Start
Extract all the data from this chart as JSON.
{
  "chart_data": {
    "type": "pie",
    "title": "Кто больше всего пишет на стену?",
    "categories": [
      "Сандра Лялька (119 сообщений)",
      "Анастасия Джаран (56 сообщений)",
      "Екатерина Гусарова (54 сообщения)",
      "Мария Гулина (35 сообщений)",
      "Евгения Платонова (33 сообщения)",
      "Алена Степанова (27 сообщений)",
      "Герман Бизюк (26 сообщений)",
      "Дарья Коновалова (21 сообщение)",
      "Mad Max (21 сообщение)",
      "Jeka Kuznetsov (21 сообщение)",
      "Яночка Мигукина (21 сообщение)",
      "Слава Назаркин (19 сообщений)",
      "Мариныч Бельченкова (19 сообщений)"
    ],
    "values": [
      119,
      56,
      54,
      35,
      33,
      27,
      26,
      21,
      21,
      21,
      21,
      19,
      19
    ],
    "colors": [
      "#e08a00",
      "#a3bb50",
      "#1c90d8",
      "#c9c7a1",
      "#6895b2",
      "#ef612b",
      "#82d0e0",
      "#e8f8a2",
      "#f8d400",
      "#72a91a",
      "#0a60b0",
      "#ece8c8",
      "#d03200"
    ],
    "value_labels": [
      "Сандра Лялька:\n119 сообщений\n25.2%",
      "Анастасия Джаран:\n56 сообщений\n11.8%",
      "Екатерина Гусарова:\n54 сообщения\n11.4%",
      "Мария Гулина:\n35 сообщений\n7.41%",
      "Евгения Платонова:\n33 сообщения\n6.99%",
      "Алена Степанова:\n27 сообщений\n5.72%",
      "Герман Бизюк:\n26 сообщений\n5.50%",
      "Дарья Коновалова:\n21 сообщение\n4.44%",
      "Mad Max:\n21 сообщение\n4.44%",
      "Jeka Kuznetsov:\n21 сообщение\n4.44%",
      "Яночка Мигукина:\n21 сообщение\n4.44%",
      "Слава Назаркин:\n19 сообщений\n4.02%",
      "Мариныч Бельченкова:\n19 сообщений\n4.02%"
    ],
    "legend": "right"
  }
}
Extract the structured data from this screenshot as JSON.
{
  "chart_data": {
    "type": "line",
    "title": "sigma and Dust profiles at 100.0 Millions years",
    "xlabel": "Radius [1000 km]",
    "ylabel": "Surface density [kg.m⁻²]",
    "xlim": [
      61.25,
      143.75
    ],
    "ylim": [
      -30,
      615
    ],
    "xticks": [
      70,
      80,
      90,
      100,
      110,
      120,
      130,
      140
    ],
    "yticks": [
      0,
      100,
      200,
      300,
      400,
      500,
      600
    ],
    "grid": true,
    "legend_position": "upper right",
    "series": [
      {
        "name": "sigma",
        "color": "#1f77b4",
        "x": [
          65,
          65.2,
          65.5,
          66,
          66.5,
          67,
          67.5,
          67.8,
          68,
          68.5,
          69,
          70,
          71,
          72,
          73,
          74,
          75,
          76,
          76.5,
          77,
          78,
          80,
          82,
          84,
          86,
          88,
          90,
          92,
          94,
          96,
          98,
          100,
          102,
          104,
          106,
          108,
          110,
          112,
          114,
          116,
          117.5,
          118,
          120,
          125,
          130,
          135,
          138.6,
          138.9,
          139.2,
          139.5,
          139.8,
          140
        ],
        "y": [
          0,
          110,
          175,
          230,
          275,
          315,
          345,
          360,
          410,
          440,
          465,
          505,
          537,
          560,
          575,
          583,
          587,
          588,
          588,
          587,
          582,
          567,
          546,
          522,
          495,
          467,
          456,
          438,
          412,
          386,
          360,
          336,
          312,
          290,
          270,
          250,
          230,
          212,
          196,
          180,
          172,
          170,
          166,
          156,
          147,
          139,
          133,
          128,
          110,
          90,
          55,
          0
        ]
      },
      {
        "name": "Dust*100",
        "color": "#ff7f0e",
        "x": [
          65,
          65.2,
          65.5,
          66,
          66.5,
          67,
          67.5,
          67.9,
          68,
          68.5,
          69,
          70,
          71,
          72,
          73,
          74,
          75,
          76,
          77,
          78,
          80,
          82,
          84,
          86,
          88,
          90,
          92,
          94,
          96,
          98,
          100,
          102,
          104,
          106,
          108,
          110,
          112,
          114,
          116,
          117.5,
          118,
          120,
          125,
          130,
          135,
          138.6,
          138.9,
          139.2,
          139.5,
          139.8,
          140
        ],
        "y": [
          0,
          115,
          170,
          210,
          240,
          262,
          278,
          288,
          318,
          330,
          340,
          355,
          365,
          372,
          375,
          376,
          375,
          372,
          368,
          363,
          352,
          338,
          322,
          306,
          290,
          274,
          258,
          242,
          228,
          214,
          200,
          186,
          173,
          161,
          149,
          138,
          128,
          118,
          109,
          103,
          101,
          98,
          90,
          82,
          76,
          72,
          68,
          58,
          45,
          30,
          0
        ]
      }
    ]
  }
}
End
* What the task requires *
Write only the number of lines in the records that include the word "Мигукина".

* Solved exercise *
2